FRAGMENTO CITADO:
:::
ORDENACIÓN SACERDOTAL DE NUEVOS PRESBÍTEROS

Sábado, 28 de junio de 2008
Templo parroquial de Ntra. Sra. de la Consolación de Azuaga

Queridos hermanos sacerdotes concelebrantes,
queridos familiares y amigos de José y de Ángel,
queridos hermanos y hermanas todos, religiosas y seglares,

Mi saludo especial para los sacerdotes y los feligreses de esta Parroquia de Azuaga, que nos brinda el precioso marco de su grandioso templo para la celebración del Sacramento del Orden sagrado;

queridos José y Ángel, ya próximos presbíteros de nuestra Archidiócesis.

1.- Vais a ser elegidos y a recibir el sagrado Orden sacerdotal el mismo día en que celebramos la memoria de S. Ireneo, Obispo y pastor de la Iglesia, defensor de la fe y maestro para muchos cristianos a través de los siglos.

La Santa Madre Iglesia, que os llama al presbiterado en Nombre de Jesucristo, manifiesta necesitaros como esforzados obreros en la viña del Señor. Al mismo tiempo, con la proclamación de la Palabra de Dios y con el ejemplo del Santo a quien hoy veneramos, os enseña una preciosa lección para el ejercicio de vuestro inisterio.
:::
INFORMACIÓN PROPORCIONADA:
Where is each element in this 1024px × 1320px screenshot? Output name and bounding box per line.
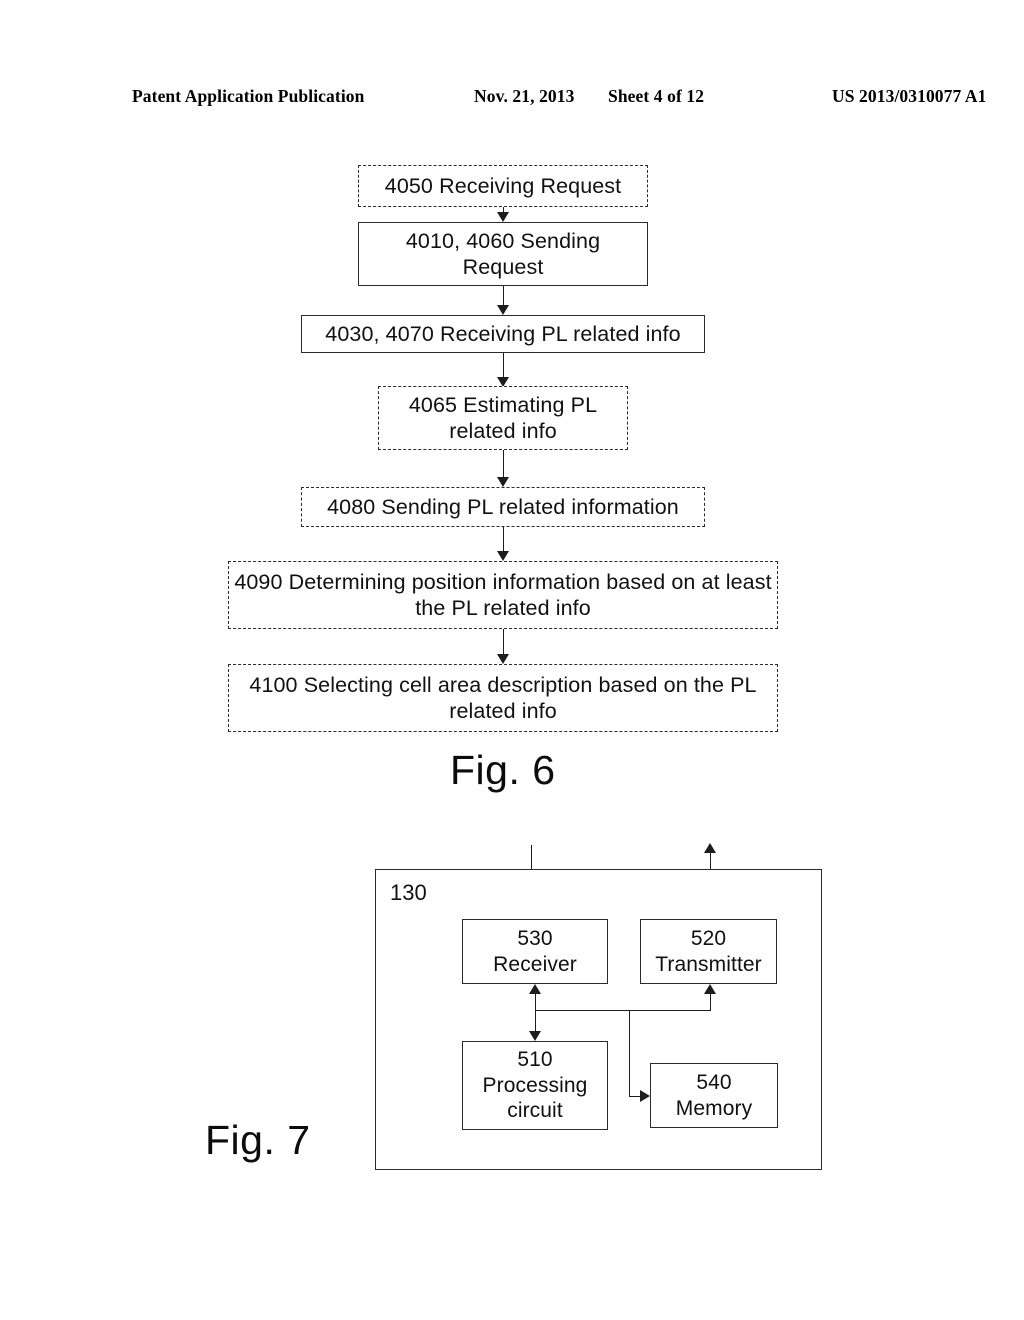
:::
INSTRUCCIONES: Escribe lo que sigue en la homilía de la ordenación sacerdotal, a partir de la última frase del fragmento citado.

SOLUCIÓN DEL EJERCICIO:
San Ireneo fue testigo de Jesucristo siguiendo las huellas del Buen Pastor, que “da la vida por sus ovejas” (Jn 10, 11); le imitó hasta el martirio, concluyendo su vida con un acto de sublime entrega al Señor después de haber dedicado ejemplarmente todas sus capacidades a la grey que le había sido encomendada.

La entrega de los pastores al servicio de las ovejas no se mide solamente por la generosidad. Podría ser una entrega ciega y estéril. Es necesario que activemos en nosotros las mismas motivaciones que llevaron a Jesucristo, cabeza, maestro y guardián de los Pastores, a cumplir con el mandato del Padre para ser, al mismo tiempo, sacerdote y víctima en el sacrificio redentor.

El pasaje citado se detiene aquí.